[Figure record listings]
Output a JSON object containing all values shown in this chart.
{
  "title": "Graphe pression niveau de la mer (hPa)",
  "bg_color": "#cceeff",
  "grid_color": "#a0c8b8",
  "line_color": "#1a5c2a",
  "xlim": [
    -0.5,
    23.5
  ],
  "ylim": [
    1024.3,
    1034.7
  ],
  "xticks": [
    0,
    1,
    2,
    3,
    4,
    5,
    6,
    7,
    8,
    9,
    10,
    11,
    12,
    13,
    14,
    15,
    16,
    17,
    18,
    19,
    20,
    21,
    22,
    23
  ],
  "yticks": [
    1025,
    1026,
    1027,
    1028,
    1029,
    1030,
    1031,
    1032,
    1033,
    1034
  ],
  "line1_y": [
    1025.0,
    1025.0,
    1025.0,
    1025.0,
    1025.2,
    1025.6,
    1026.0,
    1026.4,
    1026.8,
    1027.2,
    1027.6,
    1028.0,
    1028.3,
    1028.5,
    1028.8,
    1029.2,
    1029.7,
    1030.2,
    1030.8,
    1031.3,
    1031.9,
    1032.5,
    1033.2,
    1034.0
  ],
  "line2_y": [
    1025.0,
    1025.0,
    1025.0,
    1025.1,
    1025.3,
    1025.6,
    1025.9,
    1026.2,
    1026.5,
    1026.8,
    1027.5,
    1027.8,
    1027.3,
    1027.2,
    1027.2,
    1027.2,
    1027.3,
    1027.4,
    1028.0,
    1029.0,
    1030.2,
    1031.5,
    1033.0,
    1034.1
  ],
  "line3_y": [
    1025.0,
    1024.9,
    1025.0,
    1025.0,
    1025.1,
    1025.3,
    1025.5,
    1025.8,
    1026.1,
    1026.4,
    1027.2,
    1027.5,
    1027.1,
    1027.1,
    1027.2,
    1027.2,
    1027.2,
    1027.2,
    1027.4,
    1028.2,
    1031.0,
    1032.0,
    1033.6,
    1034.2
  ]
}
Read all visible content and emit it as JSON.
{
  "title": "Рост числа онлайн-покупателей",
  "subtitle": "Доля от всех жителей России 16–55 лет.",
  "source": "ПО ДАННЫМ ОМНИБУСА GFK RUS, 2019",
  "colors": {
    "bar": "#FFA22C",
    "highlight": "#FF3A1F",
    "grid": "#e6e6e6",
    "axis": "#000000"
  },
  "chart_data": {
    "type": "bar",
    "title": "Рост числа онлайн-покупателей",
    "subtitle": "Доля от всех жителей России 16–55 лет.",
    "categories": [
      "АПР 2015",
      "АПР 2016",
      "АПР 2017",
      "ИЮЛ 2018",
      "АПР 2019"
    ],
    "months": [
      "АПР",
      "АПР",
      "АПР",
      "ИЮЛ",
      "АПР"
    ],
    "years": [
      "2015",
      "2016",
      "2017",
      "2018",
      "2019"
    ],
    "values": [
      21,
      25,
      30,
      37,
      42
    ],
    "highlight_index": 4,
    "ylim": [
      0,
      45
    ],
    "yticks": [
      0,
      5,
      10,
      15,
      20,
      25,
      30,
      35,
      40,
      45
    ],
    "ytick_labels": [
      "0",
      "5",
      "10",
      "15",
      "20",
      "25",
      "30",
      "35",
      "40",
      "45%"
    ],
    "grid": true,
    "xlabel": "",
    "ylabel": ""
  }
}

> **To be done**: Above are the records; retype them all without a single difference.

> **Response to the exercise**:
Output a JSON object containing all values shown in this chart.
{
  "title": "Graphe pression niveau de la mer (hPa)",
  "bg_color": "#cceeff",
  "grid_color": "#a0c8b8",
  "line_color": "#1a5c2a",
  "xlim": [
    -0.5,
    23.5
  ],
  "ylim": [
    1024.3,
    1034.7
  ],
  "xticks": [
    0,
    1,
    2,
    3,
    4,
    5,
    6,
    7,
    8,
    9,
    10,
    11,
    12,
    13,
    14,
    15,
    16,
    17,
    18,
    19,
    20,
    21,
    22,
    23
  ],
  "yticks": [
    1025,
    1026,
    1027,
    1028,
    1029,
    1030,
    1031,
    1032,
    1033,
    1034
  ],
  "line1_y": [
    1025.0,
    1025.0,
    1025.0,
    1025.0,
    1025.2,
    1025.6,
    1026.0,
    1026.4,
    1026.8,
    1027.2,
    1027.6,
    1028.0,
    1028.3,
    1028.5,
    1028.8,
    1029.2,
    1029.7,
    1030.2,
    1030.8,
    1031.3,
    1031.9,
    1032.5,
    1033.2,
    1034.0
  ],
  "line2_y": [
    1025.0,
    1025.0,
    1025.0,
    1025.1,
    1025.3,
    1025.6,
    1025.9,
    1026.2,
    1026.5,
    1026.8,
    1027.5,
    1027.8,
    1027.3,
    1027.2,
    1027.2,
    1027.2,
    1027.3,
    1027.4,
    1028.0,
    1029.0,
    1030.2,
    1031.5,
    1033.0,
    1034.1
  ],
  "line3_y": [
    1025.0,
    1024.9,
    1025.0,
    1025.0,
    1025.1,
    1025.3,
    1025.5,
    1025.8,
    1026.1,
    1026.4,
    1027.2,
    1027.5,
    1027.1,
    1027.1,
    1027.2,
    1027.2,
    1027.2,
    1027.2,
    1027.4,
    1028.2,
    1031.0,
    1032.0,
    1033.6,
    1034.2
  ]
}
Read all visible content and emit it as JSON.
{
  "title": "Рост числа онлайн-покупателей",
  "subtitle": "Доля от всех жителей России 16–55 лет.",
  "source": "ПО ДАННЫМ ОМНИБУСА GFK RUS, 2019",
  "colors": {
    "bar": "#FFA22C",
    "highlight": "#FF3A1F",
    "grid": "#e6e6e6",
    "axis": "#000000"
  },
  "chart_data": {
    "type": "bar",
    "title": "Рост числа онлайн-покупателей",
    "subtitle": "Доля от всех жителей России 16–55 лет.",
    "categories": [
      "АПР 2015",
      "АПР 2016",
      "АПР 2017",
      "ИЮЛ 2018",
      "АПР 2019"
    ],
    "months": [
      "АПР",
      "АПР",
      "АПР",
      "ИЮЛ",
      "АПР"
    ],
    "years": [
      "2015",
      "2016",
      "2017",
      "2018",
      "2019"
    ],
    "values": [
      21,
      25,
      30,
      37,
      42
    ],
    "highlight_index": 4,
    "ylim": [
      0,
      45
    ],
    "yticks": [
      0,
      5,
      10,
      15,
      20,
      25,
      30,
      35,
      40,
      45
    ],
    "ytick_labels": [
      "0",
      "5",
      "10",
      "15",
      "20",
      "25",
      "30",
      "35",
      "40",
      "45%"
    ],
    "grid": true,
    "xlabel": "",
    "ylabel": ""
  }
}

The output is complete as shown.